• WRITTEN TASK: Reproduce all the entries exactly.

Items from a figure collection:
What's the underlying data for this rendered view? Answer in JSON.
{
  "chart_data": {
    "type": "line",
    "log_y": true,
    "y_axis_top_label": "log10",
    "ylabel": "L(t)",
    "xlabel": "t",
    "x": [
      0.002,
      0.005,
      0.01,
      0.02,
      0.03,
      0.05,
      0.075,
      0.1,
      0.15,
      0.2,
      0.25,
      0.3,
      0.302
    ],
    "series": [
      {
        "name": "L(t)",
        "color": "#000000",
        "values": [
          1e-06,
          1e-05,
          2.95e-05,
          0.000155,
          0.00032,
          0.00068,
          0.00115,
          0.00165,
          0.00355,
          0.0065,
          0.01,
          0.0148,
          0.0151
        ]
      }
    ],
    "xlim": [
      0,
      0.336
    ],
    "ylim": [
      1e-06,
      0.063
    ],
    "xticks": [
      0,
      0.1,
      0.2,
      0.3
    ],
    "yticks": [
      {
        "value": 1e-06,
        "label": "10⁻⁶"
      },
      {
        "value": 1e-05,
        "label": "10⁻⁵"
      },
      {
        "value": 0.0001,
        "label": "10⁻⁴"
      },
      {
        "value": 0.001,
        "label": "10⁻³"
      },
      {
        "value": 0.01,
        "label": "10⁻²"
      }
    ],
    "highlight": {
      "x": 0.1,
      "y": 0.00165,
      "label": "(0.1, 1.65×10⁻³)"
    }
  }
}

• ANSWER TO THIS EXERCISE:
What's the underlying data for this rendered view? Answer in JSON.
{
  "chart_data": {
    "type": "line",
    "log_y": true,
    "y_axis_top_label": "log10",
    "ylabel": "L(t)",
    "xlabel": "t",
    "x": [
      0.002,
      0.005,
      0.01,
      0.02,
      0.03,
      0.05,
      0.075,
      0.1,
      0.15,
      0.2,
      0.25,
      0.3,
      0.302
    ],
    "series": [
      {
        "name": "L(t)",
        "color": "#000000",
        "values": [
          1e-06,
          1e-05,
          2.95e-05,
          0.000155,
          0.00032,
          0.00068,
          0.00115,
          0.00165,
          0.00355,
          0.0065,
          0.01,
          0.0148,
          0.0151
        ]
      }
    ],
    "xlim": [
      0,
      0.336
    ],
    "ylim": [
      1e-06,
      0.063
    ],
    "xticks": [
      0,
      0.1,
      0.2,
      0.3
    ],
    "yticks": [
      {
        "value": 1e-06,
        "label": "10⁻⁶"
      },
      {
        "value": 1e-05,
        "label": "10⁻⁵"
      },
      {
        "value": 0.0001,
        "label": "10⁻⁴"
      },
      {
        "value": 0.001,
        "label": "10⁻³"
      },
      {
        "value": 0.01,
        "label": "10⁻²"
      }
    ],
    "highlight": {
      "x": 0.1,
      "y": 0.00165,
      "label": "(0.1, 1.65×10⁻³)"
    }
  }
}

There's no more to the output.